Element box annotations —

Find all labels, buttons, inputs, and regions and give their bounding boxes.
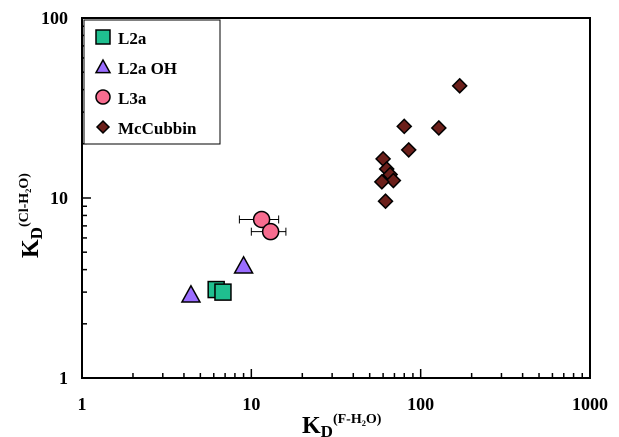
legend-label-l2a: L2a	[118, 29, 147, 48]
point-mccubbin	[430, 119, 447, 137]
y-axis-label: KD(Cl-H₂O)	[17, 173, 46, 258]
legend-label-mccubbin: McCubbin	[118, 119, 197, 138]
y-axis-label-main: K	[18, 239, 44, 258]
point-l3a	[252, 210, 271, 229]
x-axis-label: KD(F-H₂O)	[302, 412, 382, 437]
y-axis-label-sup: (Cl-H₂O)	[17, 173, 32, 227]
tick-labels: 1 10 100 1000 1 10 100	[41, 8, 608, 414]
point-l2a-oh	[180, 284, 202, 303]
legend-marker-mccubbin	[95, 119, 111, 135]
point-mccubbin	[400, 141, 417, 158]
y-tick-label: 100	[41, 8, 68, 28]
point-l2a-oh	[233, 255, 254, 274]
x-axis-label-sub: D	[321, 422, 333, 437]
x-axis-label-sup: (F-H₂O)	[333, 412, 382, 427]
legend-marker-l2a-oh	[94, 58, 112, 74]
legend-label-l2a-oh: L2a OH	[118, 59, 177, 78]
legend-marker-l2a	[95, 29, 111, 45]
legend: L2a L2a OH L3a McCubbin	[83, 19, 221, 145]
legend-label-l3a: L3a	[118, 89, 147, 108]
y-axis-label-sub: D	[27, 227, 46, 239]
point-mccubbin	[377, 193, 394, 210]
x-tick-label: 1000	[572, 394, 608, 414]
y-tick-label: 10	[50, 188, 68, 208]
point-l3a	[261, 222, 280, 241]
y-tick-label: 1	[59, 368, 68, 388]
point-l2a	[214, 283, 232, 301]
point-mccubbin	[385, 172, 402, 189]
x-tick-label: 1	[78, 394, 87, 414]
data-points	[180, 77, 468, 303]
point-mccubbin	[373, 173, 390, 190]
point-mccubbin	[451, 77, 468, 94]
x-tick-label: 10	[242, 394, 260, 414]
legend-marker-l3a	[95, 89, 111, 105]
point-mccubbin	[396, 118, 413, 135]
x-axis-label-main: K	[302, 413, 321, 437]
x-tick-label: 100	[407, 394, 434, 414]
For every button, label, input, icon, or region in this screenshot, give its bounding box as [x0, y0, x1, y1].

Written problem — Output every line of the entries above verbatim, omitting the picture placeholders.

Solution —
Find all labels, buttons, inputs, and regions and give their bounding boxes.
legend-label-l2a: L2a	[118, 29, 147, 48]
point-mccubbin	[430, 119, 447, 137]
y-axis-label: KD(Cl-H₂O)	[17, 173, 46, 258]
legend-label-mccubbin: McCubbin	[118, 119, 197, 138]
y-axis-label-main: K	[18, 239, 44, 258]
point-l3a	[252, 210, 271, 229]
x-axis-label: KD(F-H₂O)	[302, 412, 382, 437]
y-axis-label-sup: (Cl-H₂O)	[17, 173, 32, 227]
tick-labels: 1 10 100 1000 1 10 100	[41, 8, 608, 414]
point-l2a-oh	[180, 284, 202, 303]
legend-marker-mccubbin	[95, 119, 111, 135]
point-mccubbin	[400, 141, 417, 158]
y-tick-label: 100	[41, 8, 68, 28]
point-l2a-oh	[233, 255, 254, 274]
x-axis-label-sub: D	[321, 422, 333, 437]
x-axis-label-sup: (F-H₂O)	[333, 412, 382, 427]
legend-marker-l2a-oh	[94, 58, 112, 74]
legend-label-l2a-oh: L2a OH	[118, 59, 177, 78]
legend-marker-l2a	[95, 29, 111, 45]
legend: L2a L2a OH L3a McCubbin	[83, 19, 221, 145]
legend-label-l3a: L3a	[118, 89, 147, 108]
y-axis-label-sub: D	[27, 227, 46, 239]
point-mccubbin	[377, 193, 394, 210]
x-tick-label: 1000	[572, 394, 608, 414]
y-tick-label: 10	[50, 188, 68, 208]
point-l3a	[261, 222, 280, 241]
y-tick-label: 1	[59, 368, 68, 388]
point-l2a	[214, 283, 232, 301]
point-mccubbin	[385, 172, 402, 189]
x-tick-label: 1	[78, 394, 87, 414]
data-points	[180, 77, 468, 303]
point-mccubbin	[373, 173, 390, 190]
point-mccubbin	[451, 77, 468, 94]
x-tick-label: 10	[242, 394, 260, 414]
legend-marker-l3a	[95, 89, 111, 105]
point-mccubbin	[396, 118, 413, 135]
x-axis-label-main: K	[302, 413, 321, 437]
x-tick-label: 100	[407, 394, 434, 414]
For every button, label, input, icon, or region in this screenshot, give its bounding box as [x0, y0, x1, y1].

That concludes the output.